>> Begin Records to use

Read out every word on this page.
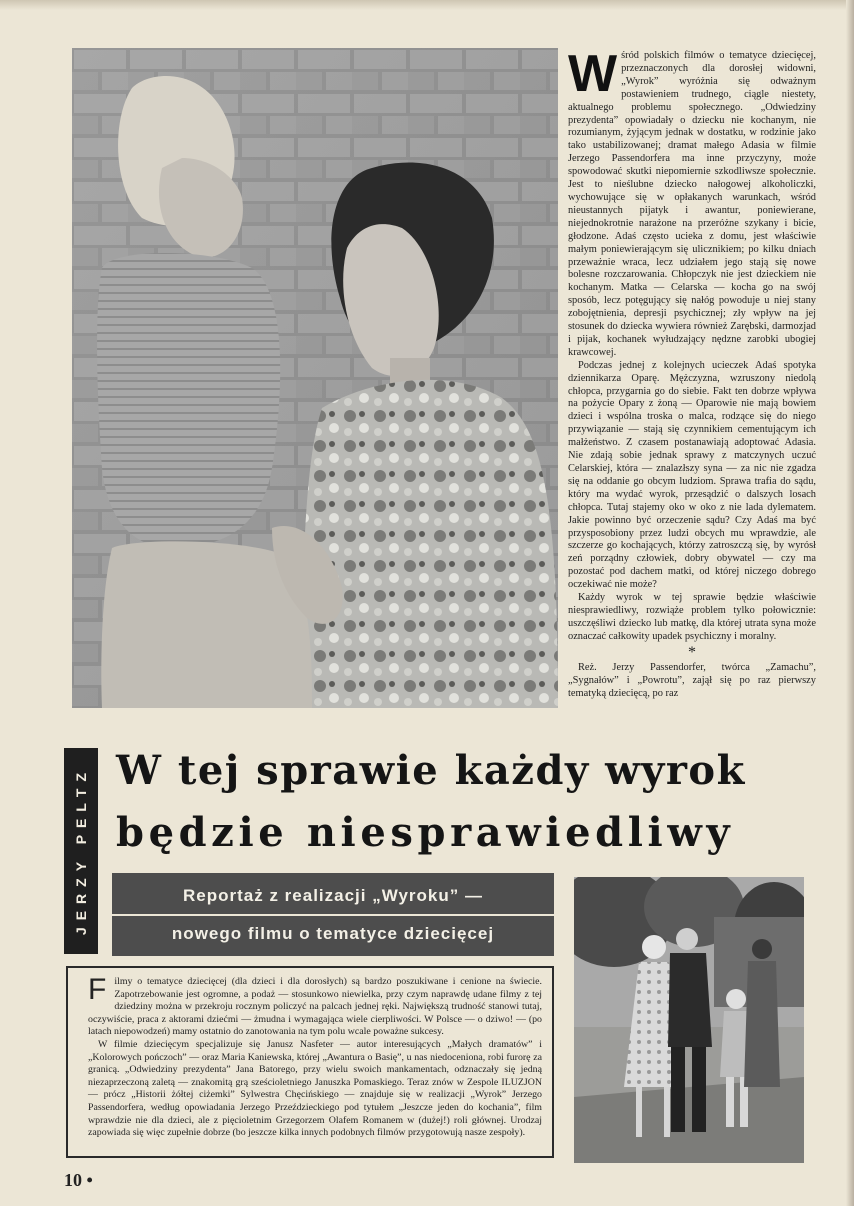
Wśród polskich filmów o tematyce dziecięcej, przeznaczonych dla dorosłej widowni, „Wyrok” wyróżnia się odważnym postawieniem trudnego, ciągle niestety, aktualnego problemu społecznego. „Odwiedziny prezydenta” opowiadały o dziecku nie kochanym, nie rozumianym, żyjącym jednak w dostatku, w rodzinie jako tako ustabilizowanej; dramat małego Adasia w filmie Jerzego Passendorfera ma inne przyczyny, może spowodować skutki niepomiernie szkodliwsze społecznie. Jest to nieślubne dziecko nałogowej alkoholiczki, wychowujące się w opłakanych warunkach, wśród nieustannych pijatyk i awantur, poniewierane, niejednokrotnie narażone na przeróżne szykany i bicie, głodzone. Adaś często ucieka z domu, jest właściwie małym poniewierającym się ulicznikiem; po kilku dniach przeważnie wraca, lecz udziałem jego stają się nowe bolesne rozczarowania. Chłopczyk nie jest dzieckiem nie kochanym. Matka — Celarska — kocha go na swój sposób, lecz potęgujący się nałóg powoduje u niej stany zobojętnienia, depresji psychicznej; zły wpływ na jej stosunek do dziecka wywiera również Zarębski, darmozjad i pijak, kochanek wyłudzający nędzne zarobki ubogiej krawcowej.

Podczas jednej z kolejnych ucieczek Adaś spotyka dziennikarza Oparę. Mężczyzna, wzruszony niedolą chłopca, przygarnia go do siebie. Fakt ten dobrze wpływa na pożycie Opary z żoną — Oparowie nie mają bowiem dzieci i wspólna troska o malca, rodzące się do niego przywiązanie — stają się czynnikiem cementującym ich małżeństwo. Z czasem postanawiają adoptować Adasia. Nie zdają sobie jednak sprawy z matczynych uczuć Celarskiej, która — znalazłszy syna — za nic nie zgadza się na oddanie go obcym ludziom. Sprawa trafia do sądu, który ma wydać wyrok, przesądzić o dalszych losach chłopca. Tutaj stajemy oko w oko z nie lada dylematem. Jakie powinno być orzeczenie sądu? Czy Adaś ma być przysposobiony przez ludzi obcych mu wprawdzie, ale szczerze go kochających, którzy zatroszczą się, by wyrósł zeń porządny człowiek, dobry obywatel — czy ma pozostać pod dachem matki, od której niczego dobrego oczekiwać nie może?

Każdy wyrok w tej sprawie będzie właściwie niesprawiedliwy, rozwiąże problem tylko połowicznie: uszczęśliwi dziecko lub matkę, dla której utrata syna może oznaczać całkowity upadek psychiczny i moralny.

*

Reż. Jerzy Passendorfer, twórca „Zamachu”, „Sygnałów” i „Powrotu”, zajął się po raz pierwszy tematyką dziecięcą, po raz

JERZY PELTZ W tej sprawie każdy wyrok
będzie niesprawiedliwy
Reportaż z realizacji „Wyroku” —
nowego filmu o tematyce dziecięcej

Filmy o tematyce dziecięcej (dla dzieci i dla dorosłych) są bardzo poszukiwane i cenione na świecie. Zapotrzebowanie jest ogromne, a podaż — stosunkowo niewielka, przy czym naprawdę udane filmy z tej dziedziny można w przekroju rocznym policzyć na palcach jednej ręki. Największą trudność stanowi tutaj, oczywiście, praca z aktorami dziećmi — żmudna i wymagająca wiele cierpliwości. W Polsce — o dziwo! — (po latach niepowodzeń) mamy ostatnio do zanotowania na tym polu wcale poważne sukcesy.

W filmie dziecięcym specjalizuje się Janusz Nasfeter — autor interesujących „Małych dramatów” i „Kolorowych pończoch” — oraz Maria Kaniewska, której „Awantura o Basię”, u nas niedoceniona, robi furorę za granicą. „Odwiedziny prezydenta” Jana Batorego, przy wielu swoich mankamentach, odznaczały się jedną niezaprzeczoną zaletą — znakomitą grą sześcioletniego Januszka Pomaskiego. Teraz znów w Zespole ILUZJON — prócz „Historii żółtej ciżemki” Sylwestra Chęcińskiego — znajduje się w realizacji „Wyrok” Jerzego Passendorfera, według opowiadania Jerzego Przeździeckiego pod tytułem „Jeszcze jeden do kochania”, film wprawdzie nie dla dzieci, ale z pięcioletnim Grzegorzem Olafem Romanem w (dużej!) roli głównej. Urodzaj zapowiada się więc zupełnie dobrze (bo jeszcze kilka innych podobnych filmów przygotowują nasze zespoły).

10 •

>> End Records to use

- [Problem description]:
Take the records above and transcribe them exactly, dropping every picture.

- [Task response]:
Read out every word on this page.
Wśród polskich filmów o tematyce dziecięcej, przeznaczonych dla dorosłej widowni, „Wyrok” wyróżnia się odważnym postawieniem trudnego, ciągle niestety, aktualnego problemu społecznego. „Odwiedziny prezydenta” opowiadały o dziecku nie kochanym, nie rozumianym, żyjącym jednak w dostatku, w rodzinie jako tako ustabilizowanej; dramat małego Adasia w filmie Jerzego Passendorfera ma inne przyczyny, może spowodować skutki niepomiernie szkodliwsze społecznie. Jest to nieślubne dziecko nałogowej alkoholiczki, wychowujące się w opłakanych warunkach, wśród nieustannych pijatyk i awantur, poniewierane, niejednokrotnie narażone na przeróżne szykany i bicie, głodzone. Adaś często ucieka z domu, jest właściwie małym poniewierającym się ulicznikiem; po kilku dniach przeważnie wraca, lecz udziałem jego stają się nowe bolesne rozczarowania. Chłopczyk nie jest dzieckiem nie kochanym. Matka — Celarska — kocha go na swój sposób, lecz potęgujący się nałóg powoduje u niej stany zobojętnienia, depresji psychicznej; zły wpływ na jej stosunek do dziecka wywiera również Zarębski, darmozjad i pijak, kochanek wyłudzający nędzne zarobki ubogiej krawcowej.

Podczas jednej z kolejnych ucieczek Adaś spotyka dziennikarza Oparę. Mężczyzna, wzruszony niedolą chłopca, przygarnia go do siebie. Fakt ten dobrze wpływa na pożycie Opary z żoną — Oparowie nie mają bowiem dzieci i wspólna troska o malca, rodzące się do niego przywiązanie — stają się czynnikiem cementującym ich małżeństwo. Z czasem postanawiają adoptować Adasia. Nie zdają sobie jednak sprawy z matczynych uczuć Celarskiej, która — znalazłszy syna — za nic nie zgadza się na oddanie go obcym ludziom. Sprawa trafia do sądu, który ma wydać wyrok, przesądzić o dalszych losach chłopca. Tutaj stajemy oko w oko z nie lada dylematem. Jakie powinno być orzeczenie sądu? Czy Adaś ma być przysposobiony przez ludzi obcych mu wprawdzie, ale szczerze go kochających, którzy zatroszczą się, by wyrósł zeń porządny człowiek, dobry obywatel — czy ma pozostać pod dachem matki, od której niczego dobrego oczekiwać nie może?

Każdy wyrok w tej sprawie będzie właściwie niesprawiedliwy, rozwiąże problem tylko połowicznie: uszczęśliwi dziecko lub matkę, dla której utrata syna może oznaczać całkowity upadek psychiczny i moralny.

*

Reż. Jerzy Passendorfer, twórca „Zamachu”, „Sygnałów” i „Powrotu”, zajął się po raz pierwszy tematyką dziecięcą, po raz

JERZY PELTZ W tej sprawie każdy wyrok
będzie niesprawiedliwy
Reportaż z realizacji „Wyroku” —
nowego filmu o tematyce dziecięcej

Filmy o tematyce dziecięcej (dla dzieci i dla dorosłych) są bardzo poszukiwane i cenione na świecie. Zapotrzebowanie jest ogromne, a podaż — stosunkowo niewielka, przy czym naprawdę udane filmy z tej dziedziny można w przekroju rocznym policzyć na palcach jednej ręki. Największą trudność stanowi tutaj, oczywiście, praca z aktorami dziećmi — żmudna i wymagająca wiele cierpliwości. W Polsce — o dziwo! — (po latach niepowodzeń) mamy ostatnio do zanotowania na tym polu wcale poważne sukcesy.

W filmie dziecięcym specjalizuje się Janusz Nasfeter — autor interesujących „Małych dramatów” i „Kolorowych pończoch” — oraz Maria Kaniewska, której „Awantura o Basię”, u nas niedoceniona, robi furorę za granicą. „Odwiedziny prezydenta” Jana Batorego, przy wielu swoich mankamentach, odznaczały się jedną niezaprzeczoną zaletą — znakomitą grą sześcioletniego Januszka Pomaskiego. Teraz znów w Zespole ILUZJON — prócz „Historii żółtej ciżemki” Sylwestra Chęcińskiego — znajduje się w realizacji „Wyrok” Jerzego Passendorfera, według opowiadania Jerzego Przeździeckiego pod tytułem „Jeszcze jeden do kochania”, film wprawdzie nie dla dzieci, ale z pięcioletnim Grzegorzem Olafem Romanem w (dużej!) roli głównej. Urodzaj zapowiada się więc zupełnie dobrze (bo jeszcze kilka innych podobnych filmów przygotowują nasze zespoły).

10 •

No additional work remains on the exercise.